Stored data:
>> begin
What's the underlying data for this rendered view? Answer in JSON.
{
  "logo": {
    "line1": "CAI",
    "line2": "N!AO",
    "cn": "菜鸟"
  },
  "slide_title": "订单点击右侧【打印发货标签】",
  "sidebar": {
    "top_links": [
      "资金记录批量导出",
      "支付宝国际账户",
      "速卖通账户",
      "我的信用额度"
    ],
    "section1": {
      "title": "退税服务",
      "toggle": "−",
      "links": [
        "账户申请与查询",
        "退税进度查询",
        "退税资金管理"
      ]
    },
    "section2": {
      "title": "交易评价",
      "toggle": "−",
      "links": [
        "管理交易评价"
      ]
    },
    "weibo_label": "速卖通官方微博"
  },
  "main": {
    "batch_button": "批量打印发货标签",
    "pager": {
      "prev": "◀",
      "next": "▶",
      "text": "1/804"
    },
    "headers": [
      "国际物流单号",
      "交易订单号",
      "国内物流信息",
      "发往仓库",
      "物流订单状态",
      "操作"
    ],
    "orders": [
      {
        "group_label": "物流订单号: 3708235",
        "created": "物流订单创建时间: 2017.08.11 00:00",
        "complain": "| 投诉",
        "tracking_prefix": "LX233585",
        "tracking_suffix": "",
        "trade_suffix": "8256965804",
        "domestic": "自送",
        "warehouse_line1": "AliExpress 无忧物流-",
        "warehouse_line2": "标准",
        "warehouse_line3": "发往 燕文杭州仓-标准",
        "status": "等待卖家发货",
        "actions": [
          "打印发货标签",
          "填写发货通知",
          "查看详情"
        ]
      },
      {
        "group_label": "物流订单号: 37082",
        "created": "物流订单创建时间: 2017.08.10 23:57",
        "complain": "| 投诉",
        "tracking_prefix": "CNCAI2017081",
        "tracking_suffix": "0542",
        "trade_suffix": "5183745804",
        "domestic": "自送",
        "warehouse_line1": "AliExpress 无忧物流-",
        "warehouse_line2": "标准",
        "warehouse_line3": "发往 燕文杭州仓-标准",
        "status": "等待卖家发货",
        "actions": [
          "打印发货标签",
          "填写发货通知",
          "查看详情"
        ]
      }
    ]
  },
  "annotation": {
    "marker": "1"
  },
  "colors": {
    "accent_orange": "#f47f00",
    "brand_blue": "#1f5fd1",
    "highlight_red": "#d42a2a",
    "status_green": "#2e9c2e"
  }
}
>> end
>> begin
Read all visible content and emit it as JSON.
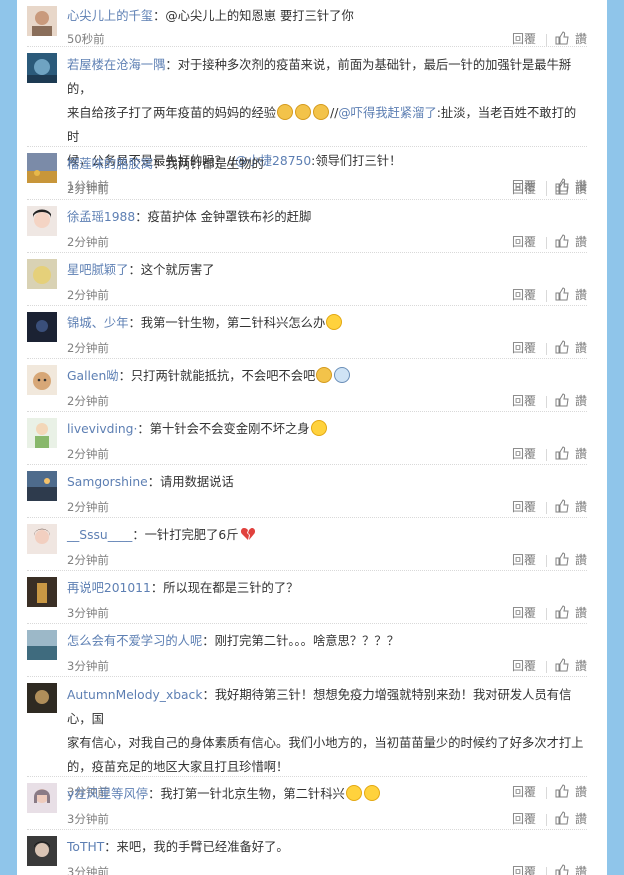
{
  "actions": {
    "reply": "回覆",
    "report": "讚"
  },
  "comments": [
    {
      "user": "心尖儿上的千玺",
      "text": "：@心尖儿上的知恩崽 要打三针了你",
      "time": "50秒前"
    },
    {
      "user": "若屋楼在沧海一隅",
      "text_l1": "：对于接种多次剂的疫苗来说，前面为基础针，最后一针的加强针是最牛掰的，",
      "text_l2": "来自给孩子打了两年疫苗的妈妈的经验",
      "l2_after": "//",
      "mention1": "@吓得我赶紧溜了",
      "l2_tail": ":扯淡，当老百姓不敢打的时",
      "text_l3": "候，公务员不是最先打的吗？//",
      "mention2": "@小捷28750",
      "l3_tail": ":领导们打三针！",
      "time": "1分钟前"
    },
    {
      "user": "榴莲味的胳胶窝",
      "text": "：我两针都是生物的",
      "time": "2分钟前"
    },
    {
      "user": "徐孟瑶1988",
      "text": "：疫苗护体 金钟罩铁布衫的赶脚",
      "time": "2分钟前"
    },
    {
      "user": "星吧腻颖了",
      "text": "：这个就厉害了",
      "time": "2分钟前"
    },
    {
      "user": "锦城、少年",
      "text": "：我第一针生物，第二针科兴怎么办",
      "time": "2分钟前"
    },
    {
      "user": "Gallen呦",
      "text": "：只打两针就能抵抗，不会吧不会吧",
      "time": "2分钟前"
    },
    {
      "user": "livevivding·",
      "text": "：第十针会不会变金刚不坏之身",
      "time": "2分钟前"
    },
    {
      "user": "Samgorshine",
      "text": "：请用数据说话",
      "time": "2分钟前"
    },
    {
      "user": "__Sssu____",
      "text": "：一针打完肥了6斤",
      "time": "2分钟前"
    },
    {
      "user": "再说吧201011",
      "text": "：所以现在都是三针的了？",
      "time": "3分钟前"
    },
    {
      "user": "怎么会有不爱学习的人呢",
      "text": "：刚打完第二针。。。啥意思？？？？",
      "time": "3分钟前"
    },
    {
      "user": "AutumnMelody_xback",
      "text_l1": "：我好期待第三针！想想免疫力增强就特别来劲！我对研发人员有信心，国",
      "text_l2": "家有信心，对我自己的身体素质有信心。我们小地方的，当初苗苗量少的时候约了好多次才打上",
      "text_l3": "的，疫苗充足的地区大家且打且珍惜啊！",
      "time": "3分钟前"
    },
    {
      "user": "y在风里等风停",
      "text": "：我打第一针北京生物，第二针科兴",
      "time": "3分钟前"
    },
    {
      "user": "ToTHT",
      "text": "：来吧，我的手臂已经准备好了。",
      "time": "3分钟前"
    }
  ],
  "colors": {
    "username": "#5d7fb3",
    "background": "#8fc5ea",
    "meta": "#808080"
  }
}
>> end
>> begin
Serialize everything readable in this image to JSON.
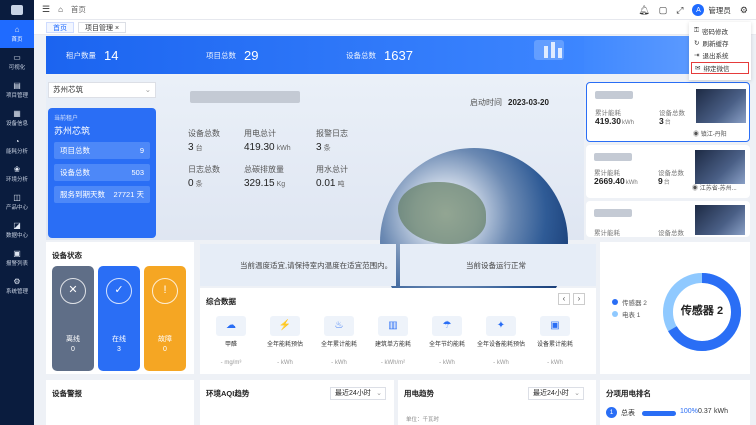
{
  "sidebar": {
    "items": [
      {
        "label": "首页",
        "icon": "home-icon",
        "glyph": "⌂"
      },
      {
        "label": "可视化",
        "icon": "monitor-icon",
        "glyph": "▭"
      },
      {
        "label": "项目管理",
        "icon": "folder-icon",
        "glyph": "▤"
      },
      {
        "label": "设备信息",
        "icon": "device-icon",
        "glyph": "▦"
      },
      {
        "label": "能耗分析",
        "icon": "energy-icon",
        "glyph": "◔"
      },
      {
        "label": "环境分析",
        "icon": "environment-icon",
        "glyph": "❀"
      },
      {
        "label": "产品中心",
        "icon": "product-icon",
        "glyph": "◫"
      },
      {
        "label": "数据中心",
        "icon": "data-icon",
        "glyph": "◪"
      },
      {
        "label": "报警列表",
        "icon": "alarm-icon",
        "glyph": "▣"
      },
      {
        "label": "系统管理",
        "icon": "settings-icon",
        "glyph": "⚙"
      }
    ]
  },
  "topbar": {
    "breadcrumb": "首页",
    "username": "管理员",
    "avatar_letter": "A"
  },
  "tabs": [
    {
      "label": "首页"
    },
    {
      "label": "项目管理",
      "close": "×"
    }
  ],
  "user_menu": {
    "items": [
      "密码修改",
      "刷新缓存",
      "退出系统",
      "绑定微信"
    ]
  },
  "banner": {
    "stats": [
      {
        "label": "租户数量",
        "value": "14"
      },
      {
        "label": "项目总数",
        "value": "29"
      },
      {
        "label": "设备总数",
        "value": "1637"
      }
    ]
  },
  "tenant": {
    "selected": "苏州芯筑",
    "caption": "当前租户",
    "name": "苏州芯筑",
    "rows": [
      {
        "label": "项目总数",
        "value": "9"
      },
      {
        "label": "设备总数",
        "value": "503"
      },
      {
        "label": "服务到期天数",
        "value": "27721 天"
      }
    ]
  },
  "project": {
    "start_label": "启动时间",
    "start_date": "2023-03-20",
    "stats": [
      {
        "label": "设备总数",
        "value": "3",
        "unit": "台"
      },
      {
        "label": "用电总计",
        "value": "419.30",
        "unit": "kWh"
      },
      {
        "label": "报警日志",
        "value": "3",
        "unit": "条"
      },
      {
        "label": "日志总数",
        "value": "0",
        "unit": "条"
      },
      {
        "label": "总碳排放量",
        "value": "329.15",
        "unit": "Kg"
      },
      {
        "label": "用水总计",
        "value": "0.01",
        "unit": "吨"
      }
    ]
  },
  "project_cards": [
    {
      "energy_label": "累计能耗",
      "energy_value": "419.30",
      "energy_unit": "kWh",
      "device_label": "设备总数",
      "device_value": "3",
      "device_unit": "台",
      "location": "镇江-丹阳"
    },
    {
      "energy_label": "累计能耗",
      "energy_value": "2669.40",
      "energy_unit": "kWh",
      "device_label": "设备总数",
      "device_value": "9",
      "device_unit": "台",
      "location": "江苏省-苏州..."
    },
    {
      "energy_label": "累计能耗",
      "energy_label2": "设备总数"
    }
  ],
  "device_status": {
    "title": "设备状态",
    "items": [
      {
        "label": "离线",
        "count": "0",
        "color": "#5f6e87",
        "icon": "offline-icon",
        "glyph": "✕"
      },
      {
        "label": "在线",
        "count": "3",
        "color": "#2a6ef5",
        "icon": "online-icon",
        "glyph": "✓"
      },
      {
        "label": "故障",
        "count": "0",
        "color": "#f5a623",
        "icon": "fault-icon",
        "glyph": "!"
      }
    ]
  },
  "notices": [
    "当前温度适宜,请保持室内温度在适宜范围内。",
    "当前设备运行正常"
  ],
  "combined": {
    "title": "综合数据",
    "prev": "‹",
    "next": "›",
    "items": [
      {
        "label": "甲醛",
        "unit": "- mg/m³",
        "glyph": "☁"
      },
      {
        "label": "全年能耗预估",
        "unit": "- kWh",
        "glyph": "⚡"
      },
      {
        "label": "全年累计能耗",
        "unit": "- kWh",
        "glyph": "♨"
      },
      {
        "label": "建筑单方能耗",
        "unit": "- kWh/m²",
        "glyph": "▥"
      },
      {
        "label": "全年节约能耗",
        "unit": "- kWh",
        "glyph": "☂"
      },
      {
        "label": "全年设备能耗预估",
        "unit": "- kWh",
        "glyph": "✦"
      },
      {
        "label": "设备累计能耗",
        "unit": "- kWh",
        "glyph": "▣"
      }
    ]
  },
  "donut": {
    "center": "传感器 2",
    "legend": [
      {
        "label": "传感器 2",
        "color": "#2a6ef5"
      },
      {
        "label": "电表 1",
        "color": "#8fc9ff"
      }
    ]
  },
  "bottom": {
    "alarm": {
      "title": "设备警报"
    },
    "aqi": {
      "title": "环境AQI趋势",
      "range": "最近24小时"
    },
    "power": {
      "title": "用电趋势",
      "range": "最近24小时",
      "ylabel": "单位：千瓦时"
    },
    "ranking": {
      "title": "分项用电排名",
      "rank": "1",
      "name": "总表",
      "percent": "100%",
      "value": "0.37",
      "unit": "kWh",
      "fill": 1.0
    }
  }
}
>> end
• [YOUR INSTRUCTIONS] Pick out lines containing the word "JSON", each one as written.

• [SOLUTION TO THIS PROBLEM]
What's the underlying data for this rendered view? Answer in JSON.
Read all visible content and emit it as JSON.
Serialize everything readable in this image to JSON.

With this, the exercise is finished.